Exercise aim> Set down all of the data that follows word for word, without the images.

Exercise data>
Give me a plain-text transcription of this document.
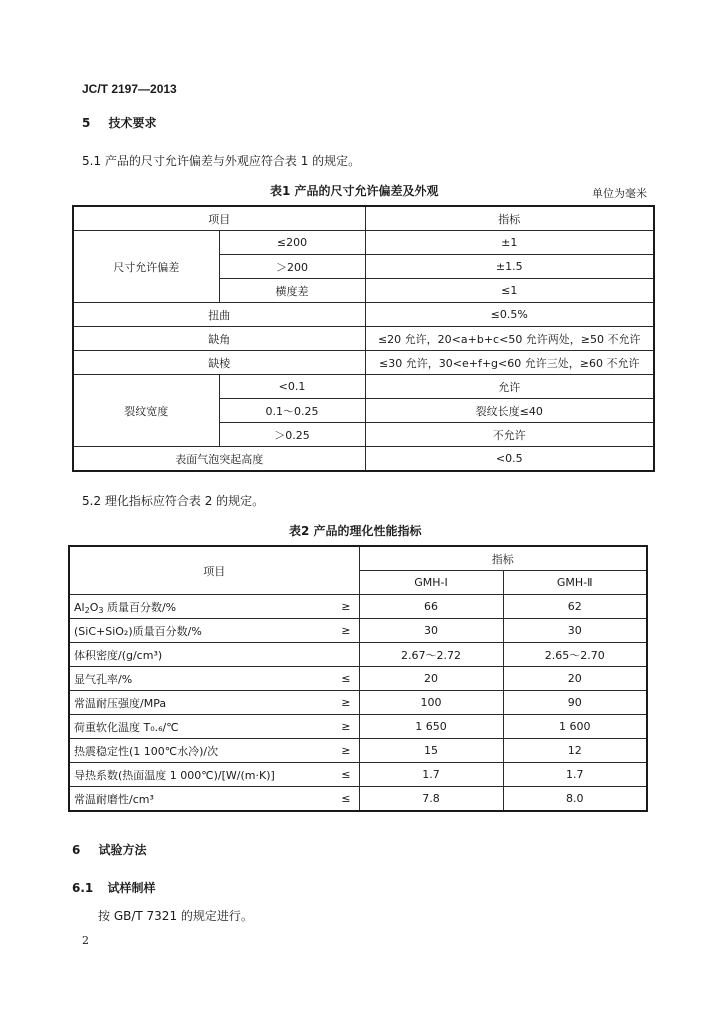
JC/T 2197—2013
5 技术要求
5.1 产品的尺寸允许偏差与外观应符合表 1 的规定。
表1 产品的尺寸允许偏差及外观	单位为毫米
项目		指标
尺寸允许偏差	≤200	±1
	＞200	±1.5
	横度差	≤1
扭曲		≤0.5%
缺角		≤20 允许，20<a+b+c<50 允许两处，≥50 不允许
缺棱		≤30 允许，30<e+f+g<60 允许三处，≥60 不允许
裂纹宽度	<0.1	允许
	0.1～0.25	裂纹长度≤40
	＞0.25	不允许
表面气泡突起高度		<0.5
5.2 理化指标应符合表 2 的规定。
表2 产品的理化性能指标
项目		指标	
		GMH-Ⅰ	GMH-Ⅱ
$Al_2O_3$ 质量百分数/%	≥	66	62
(SiC+SiO₂)质量百分数/%	≥	30	30
体积密度/(g/cm³)		2.67～2.72	2.65～2.70
显气孔率/%	≤	20	20
常温耐压强度/MPa	≥	100	90
荷重软化温度 T₀.₆/℃	≥	1 650	1 600
热震稳定性(1 100℃水冷)/次	≥	15	12
导热系数(热面温度 1 000℃)/[W/(m·K)]	≤	1.7	1.7
常温耐磨性/cm³	≤	7.8	8.0
6 试验方法
6.1 试样制样
按 GB/T 7321 的规定进行。
2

Response below>
Give me a plain-text transcription of this document.
JC/T 2197—2013
5 技术要求
5.1 产品的尺寸允许偏差与外观应符合表 1 的规定。
表1 产品的尺寸允许偏差及外观	单位为毫米
项目		指标
尺寸允许偏差	≤200	±1
	＞200	±1.5
	横度差	≤1
扭曲		≤0.5%
缺角		≤20 允许，20<a+b+c<50 允许两处，≥50 不允许
缺棱		≤30 允许，30<e+f+g<60 允许三处，≥60 不允许
裂纹宽度	<0.1	允许
	0.1～0.25	裂纹长度≤40
	＞0.25	不允许
表面气泡突起高度		<0.5
5.2 理化指标应符合表 2 的规定。
表2 产品的理化性能指标
项目		指标	
		GMH-Ⅰ	GMH-Ⅱ
$Al_2O_3$ 质量百分数/%	≥	66	62
(SiC+SiO₂)质量百分数/%	≥	30	30
体积密度/(g/cm³)		2.67～2.72	2.65～2.70
显气孔率/%	≤	20	20
常温耐压强度/MPa	≥	100	90
荷重软化温度 T₀.₆/℃	≥	1 650	1 600
热震稳定性(1 100℃水冷)/次	≥	15	12
导热系数(热面温度 1 000℃)/[W/(m·K)]	≤	1.7	1.7
常温耐磨性/cm³	≤	7.8	8.0
6 试验方法
6.1 试样制样
按 GB/T 7321 的规定进行。
2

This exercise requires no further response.